--- BEGIN EXERCISE INPUT ---

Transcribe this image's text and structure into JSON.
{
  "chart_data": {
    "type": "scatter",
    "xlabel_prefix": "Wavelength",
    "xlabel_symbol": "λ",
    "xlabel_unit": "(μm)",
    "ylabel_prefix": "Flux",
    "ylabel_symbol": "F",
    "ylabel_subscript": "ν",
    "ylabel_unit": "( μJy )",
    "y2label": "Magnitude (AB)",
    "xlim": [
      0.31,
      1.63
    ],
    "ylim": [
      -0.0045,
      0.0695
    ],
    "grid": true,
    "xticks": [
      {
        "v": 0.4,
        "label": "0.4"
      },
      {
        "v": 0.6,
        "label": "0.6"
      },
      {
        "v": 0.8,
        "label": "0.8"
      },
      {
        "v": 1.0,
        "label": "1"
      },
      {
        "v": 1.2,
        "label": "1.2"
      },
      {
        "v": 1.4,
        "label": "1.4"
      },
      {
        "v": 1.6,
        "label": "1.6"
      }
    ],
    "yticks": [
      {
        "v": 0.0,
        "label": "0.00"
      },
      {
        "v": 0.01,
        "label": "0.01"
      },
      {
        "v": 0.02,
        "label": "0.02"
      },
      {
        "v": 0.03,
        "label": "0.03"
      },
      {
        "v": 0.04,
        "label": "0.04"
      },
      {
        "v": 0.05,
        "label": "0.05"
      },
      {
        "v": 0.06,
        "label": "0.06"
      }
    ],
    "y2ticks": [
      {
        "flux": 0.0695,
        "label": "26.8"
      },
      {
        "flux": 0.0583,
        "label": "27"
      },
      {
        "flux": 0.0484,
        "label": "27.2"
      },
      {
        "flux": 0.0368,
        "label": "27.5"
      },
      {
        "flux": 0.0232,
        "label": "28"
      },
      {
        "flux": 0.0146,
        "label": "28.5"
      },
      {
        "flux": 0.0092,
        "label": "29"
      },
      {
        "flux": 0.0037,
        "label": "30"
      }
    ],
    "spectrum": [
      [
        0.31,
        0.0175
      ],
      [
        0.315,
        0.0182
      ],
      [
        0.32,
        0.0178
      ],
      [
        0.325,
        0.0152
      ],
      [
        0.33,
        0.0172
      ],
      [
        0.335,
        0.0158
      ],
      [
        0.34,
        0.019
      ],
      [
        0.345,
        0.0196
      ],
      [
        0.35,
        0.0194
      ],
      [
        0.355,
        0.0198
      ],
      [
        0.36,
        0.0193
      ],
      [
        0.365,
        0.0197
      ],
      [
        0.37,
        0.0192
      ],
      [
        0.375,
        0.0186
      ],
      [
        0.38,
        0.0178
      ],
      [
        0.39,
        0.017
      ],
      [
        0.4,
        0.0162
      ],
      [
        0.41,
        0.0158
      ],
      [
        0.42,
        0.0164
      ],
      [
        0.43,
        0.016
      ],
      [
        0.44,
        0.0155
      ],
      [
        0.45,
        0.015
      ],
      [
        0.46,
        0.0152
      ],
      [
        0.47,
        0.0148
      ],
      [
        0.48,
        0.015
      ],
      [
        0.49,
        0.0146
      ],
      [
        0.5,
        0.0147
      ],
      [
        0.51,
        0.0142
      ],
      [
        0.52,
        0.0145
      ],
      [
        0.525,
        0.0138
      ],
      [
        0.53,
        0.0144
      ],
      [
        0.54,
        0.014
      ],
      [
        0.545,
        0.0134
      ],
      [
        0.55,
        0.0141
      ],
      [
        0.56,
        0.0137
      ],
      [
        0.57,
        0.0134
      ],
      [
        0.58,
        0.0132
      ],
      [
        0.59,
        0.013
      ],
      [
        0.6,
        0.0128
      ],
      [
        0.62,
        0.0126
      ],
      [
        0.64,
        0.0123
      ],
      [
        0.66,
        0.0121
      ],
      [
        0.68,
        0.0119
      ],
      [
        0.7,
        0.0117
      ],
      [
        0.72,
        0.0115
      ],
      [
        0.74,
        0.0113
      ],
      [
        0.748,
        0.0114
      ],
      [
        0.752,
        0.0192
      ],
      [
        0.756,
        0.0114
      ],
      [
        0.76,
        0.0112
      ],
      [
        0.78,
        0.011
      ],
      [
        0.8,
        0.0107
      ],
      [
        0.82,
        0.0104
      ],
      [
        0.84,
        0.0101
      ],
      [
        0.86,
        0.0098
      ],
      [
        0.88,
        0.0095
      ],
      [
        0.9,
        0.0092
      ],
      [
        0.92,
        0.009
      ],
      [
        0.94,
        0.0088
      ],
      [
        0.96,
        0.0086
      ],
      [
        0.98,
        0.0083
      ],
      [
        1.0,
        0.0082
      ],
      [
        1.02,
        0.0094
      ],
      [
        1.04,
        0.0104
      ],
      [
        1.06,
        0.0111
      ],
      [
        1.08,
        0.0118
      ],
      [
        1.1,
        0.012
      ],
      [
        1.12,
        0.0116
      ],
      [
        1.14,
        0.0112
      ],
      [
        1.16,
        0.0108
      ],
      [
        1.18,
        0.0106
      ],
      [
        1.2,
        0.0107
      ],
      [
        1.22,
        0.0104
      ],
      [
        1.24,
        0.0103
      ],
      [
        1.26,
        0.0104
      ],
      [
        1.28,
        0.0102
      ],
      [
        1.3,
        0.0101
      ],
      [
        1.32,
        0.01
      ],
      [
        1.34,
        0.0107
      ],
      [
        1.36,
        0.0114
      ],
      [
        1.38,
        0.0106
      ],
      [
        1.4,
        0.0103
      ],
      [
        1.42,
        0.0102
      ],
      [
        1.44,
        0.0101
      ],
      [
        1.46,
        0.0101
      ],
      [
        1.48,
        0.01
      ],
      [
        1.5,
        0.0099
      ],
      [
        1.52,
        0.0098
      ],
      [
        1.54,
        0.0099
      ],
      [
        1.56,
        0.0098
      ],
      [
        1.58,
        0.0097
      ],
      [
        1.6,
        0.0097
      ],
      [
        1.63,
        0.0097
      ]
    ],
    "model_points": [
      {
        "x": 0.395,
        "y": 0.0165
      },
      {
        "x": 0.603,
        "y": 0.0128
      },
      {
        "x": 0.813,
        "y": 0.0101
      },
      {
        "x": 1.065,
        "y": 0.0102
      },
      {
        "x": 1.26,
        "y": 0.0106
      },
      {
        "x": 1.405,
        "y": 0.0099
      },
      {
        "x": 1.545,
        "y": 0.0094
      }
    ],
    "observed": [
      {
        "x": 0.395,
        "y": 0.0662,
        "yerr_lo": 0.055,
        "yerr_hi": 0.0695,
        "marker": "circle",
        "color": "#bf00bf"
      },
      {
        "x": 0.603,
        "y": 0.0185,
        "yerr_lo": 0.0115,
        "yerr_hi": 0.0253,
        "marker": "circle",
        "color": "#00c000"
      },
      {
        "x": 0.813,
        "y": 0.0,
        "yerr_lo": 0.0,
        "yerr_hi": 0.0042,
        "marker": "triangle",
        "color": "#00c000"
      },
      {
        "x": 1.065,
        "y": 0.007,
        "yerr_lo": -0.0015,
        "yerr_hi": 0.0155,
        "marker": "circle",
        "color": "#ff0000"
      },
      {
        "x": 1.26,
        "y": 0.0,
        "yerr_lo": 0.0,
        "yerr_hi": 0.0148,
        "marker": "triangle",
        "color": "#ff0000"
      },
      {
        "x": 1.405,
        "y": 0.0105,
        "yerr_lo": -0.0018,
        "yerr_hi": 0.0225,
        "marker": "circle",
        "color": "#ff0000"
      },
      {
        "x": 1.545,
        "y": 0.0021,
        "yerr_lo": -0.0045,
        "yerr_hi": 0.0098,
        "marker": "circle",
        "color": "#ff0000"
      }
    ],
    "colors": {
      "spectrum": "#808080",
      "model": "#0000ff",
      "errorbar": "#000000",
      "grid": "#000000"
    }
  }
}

--- END EXERCISE INPUT ---

EXERCISE GOAL:
From the first line to the last, retype the data exactly.

RESULT FOR THIS EXERCISE:
Transcribe this image's text and structure into JSON.
{
  "chart_data": {
    "type": "scatter",
    "xlabel_prefix": "Wavelength",
    "xlabel_symbol": "λ",
    "xlabel_unit": "(μm)",
    "ylabel_prefix": "Flux",
    "ylabel_symbol": "F",
    "ylabel_subscript": "ν",
    "ylabel_unit": "( μJy )",
    "y2label": "Magnitude (AB)",
    "xlim": [
      0.31,
      1.63
    ],
    "ylim": [
      -0.0045,
      0.0695
    ],
    "grid": true,
    "xticks": [
      {
        "v": 0.4,
        "label": "0.4"
      },
      {
        "v": 0.6,
        "label": "0.6"
      },
      {
        "v": 0.8,
        "label": "0.8"
      },
      {
        "v": 1.0,
        "label": "1"
      },
      {
        "v": 1.2,
        "label": "1.2"
      },
      {
        "v": 1.4,
        "label": "1.4"
      },
      {
        "v": 1.6,
        "label": "1.6"
      }
    ],
    "yticks": [
      {
        "v": 0.0,
        "label": "0.00"
      },
      {
        "v": 0.01,
        "label": "0.01"
      },
      {
        "v": 0.02,
        "label": "0.02"
      },
      {
        "v": 0.03,
        "label": "0.03"
      },
      {
        "v": 0.04,
        "label": "0.04"
      },
      {
        "v": 0.05,
        "label": "0.05"
      },
      {
        "v": 0.06,
        "label": "0.06"
      }
    ],
    "y2ticks": [
      {
        "flux": 0.0695,
        "label": "26.8"
      },
      {
        "flux": 0.0583,
        "label": "27"
      },
      {
        "flux": 0.0484,
        "label": "27.2"
      },
      {
        "flux": 0.0368,
        "label": "27.5"
      },
      {
        "flux": 0.0232,
        "label": "28"
      },
      {
        "flux": 0.0146,
        "label": "28.5"
      },
      {
        "flux": 0.0092,
        "label": "29"
      },
      {
        "flux": 0.0037,
        "label": "30"
      }
    ],
    "spectrum": [
      [
        0.31,
        0.0175
      ],
      [
        0.315,
        0.0182
      ],
      [
        0.32,
        0.0178
      ],
      [
        0.325,
        0.0152
      ],
      [
        0.33,
        0.0172
      ],
      [
        0.335,
        0.0158
      ],
      [
        0.34,
        0.019
      ],
      [
        0.345,
        0.0196
      ],
      [
        0.35,
        0.0194
      ],
      [
        0.355,
        0.0198
      ],
      [
        0.36,
        0.0193
      ],
      [
        0.365,
        0.0197
      ],
      [
        0.37,
        0.0192
      ],
      [
        0.375,
        0.0186
      ],
      [
        0.38,
        0.0178
      ],
      [
        0.39,
        0.017
      ],
      [
        0.4,
        0.0162
      ],
      [
        0.41,
        0.0158
      ],
      [
        0.42,
        0.0164
      ],
      [
        0.43,
        0.016
      ],
      [
        0.44,
        0.0155
      ],
      [
        0.45,
        0.015
      ],
      [
        0.46,
        0.0152
      ],
      [
        0.47,
        0.0148
      ],
      [
        0.48,
        0.015
      ],
      [
        0.49,
        0.0146
      ],
      [
        0.5,
        0.0147
      ],
      [
        0.51,
        0.0142
      ],
      [
        0.52,
        0.0145
      ],
      [
        0.525,
        0.0138
      ],
      [
        0.53,
        0.0144
      ],
      [
        0.54,
        0.014
      ],
      [
        0.545,
        0.0134
      ],
      [
        0.55,
        0.0141
      ],
      [
        0.56,
        0.0137
      ],
      [
        0.57,
        0.0134
      ],
      [
        0.58,
        0.0132
      ],
      [
        0.59,
        0.013
      ],
      [
        0.6,
        0.0128
      ],
      [
        0.62,
        0.0126
      ],
      [
        0.64,
        0.0123
      ],
      [
        0.66,
        0.0121
      ],
      [
        0.68,
        0.0119
      ],
      [
        0.7,
        0.0117
      ],
      [
        0.72,
        0.0115
      ],
      [
        0.74,
        0.0113
      ],
      [
        0.748,
        0.0114
      ],
      [
        0.752,
        0.0192
      ],
      [
        0.756,
        0.0114
      ],
      [
        0.76,
        0.0112
      ],
      [
        0.78,
        0.011
      ],
      [
        0.8,
        0.0107
      ],
      [
        0.82,
        0.0104
      ],
      [
        0.84,
        0.0101
      ],
      [
        0.86,
        0.0098
      ],
      [
        0.88,
        0.0095
      ],
      [
        0.9,
        0.0092
      ],
      [
        0.92,
        0.009
      ],
      [
        0.94,
        0.0088
      ],
      [
        0.96,
        0.0086
      ],
      [
        0.98,
        0.0083
      ],
      [
        1.0,
        0.0082
      ],
      [
        1.02,
        0.0094
      ],
      [
        1.04,
        0.0104
      ],
      [
        1.06,
        0.0111
      ],
      [
        1.08,
        0.0118
      ],
      [
        1.1,
        0.012
      ],
      [
        1.12,
        0.0116
      ],
      [
        1.14,
        0.0112
      ],
      [
        1.16,
        0.0108
      ],
      [
        1.18,
        0.0106
      ],
      [
        1.2,
        0.0107
      ],
      [
        1.22,
        0.0104
      ],
      [
        1.24,
        0.0103
      ],
      [
        1.26,
        0.0104
      ],
      [
        1.28,
        0.0102
      ],
      [
        1.3,
        0.0101
      ],
      [
        1.32,
        0.01
      ],
      [
        1.34,
        0.0107
      ],
      [
        1.36,
        0.0114
      ],
      [
        1.38,
        0.0106
      ],
      [
        1.4,
        0.0103
      ],
      [
        1.42,
        0.0102
      ],
      [
        1.44,
        0.0101
      ],
      [
        1.46,
        0.0101
      ],
      [
        1.48,
        0.01
      ],
      [
        1.5,
        0.0099
      ],
      [
        1.52,
        0.0098
      ],
      [
        1.54,
        0.0099
      ],
      [
        1.56,
        0.0098
      ],
      [
        1.58,
        0.0097
      ],
      [
        1.6,
        0.0097
      ],
      [
        1.63,
        0.0097
      ]
    ],
    "model_points": [
      {
        "x": 0.395,
        "y": 0.0165
      },
      {
        "x": 0.603,
        "y": 0.0128
      },
      {
        "x": 0.813,
        "y": 0.0101
      },
      {
        "x": 1.065,
        "y": 0.0102
      },
      {
        "x": 1.26,
        "y": 0.0106
      },
      {
        "x": 1.405,
        "y": 0.0099
      },
      {
        "x": 1.545,
        "y": 0.0094
      }
    ],
    "observed": [
      {
        "x": 0.395,
        "y": 0.0662,
        "yerr_lo": 0.055,
        "yerr_hi": 0.0695,
        "marker": "circle",
        "color": "#bf00bf"
      },
      {
        "x": 0.603,
        "y": 0.0185,
        "yerr_lo": 0.0115,
        "yerr_hi": 0.0253,
        "marker": "circle",
        "color": "#00c000"
      },
      {
        "x": 0.813,
        "y": 0.0,
        "yerr_lo": 0.0,
        "yerr_hi": 0.0042,
        "marker": "triangle",
        "color": "#00c000"
      },
      {
        "x": 1.065,
        "y": 0.007,
        "yerr_lo": -0.0015,
        "yerr_hi": 0.0155,
        "marker": "circle",
        "color": "#ff0000"
      },
      {
        "x": 1.26,
        "y": 0.0,
        "yerr_lo": 0.0,
        "yerr_hi": 0.0148,
        "marker": "triangle",
        "color": "#ff0000"
      },
      {
        "x": 1.405,
        "y": 0.0105,
        "yerr_lo": -0.0018,
        "yerr_hi": 0.0225,
        "marker": "circle",
        "color": "#ff0000"
      },
      {
        "x": 1.545,
        "y": 0.0021,
        "yerr_lo": -0.0045,
        "yerr_hi": 0.0098,
        "marker": "circle",
        "color": "#ff0000"
      }
    ],
    "colors": {
      "spectrum": "#808080",
      "model": "#0000ff",
      "errorbar": "#000000",
      "grid": "#000000"
    }
  }
}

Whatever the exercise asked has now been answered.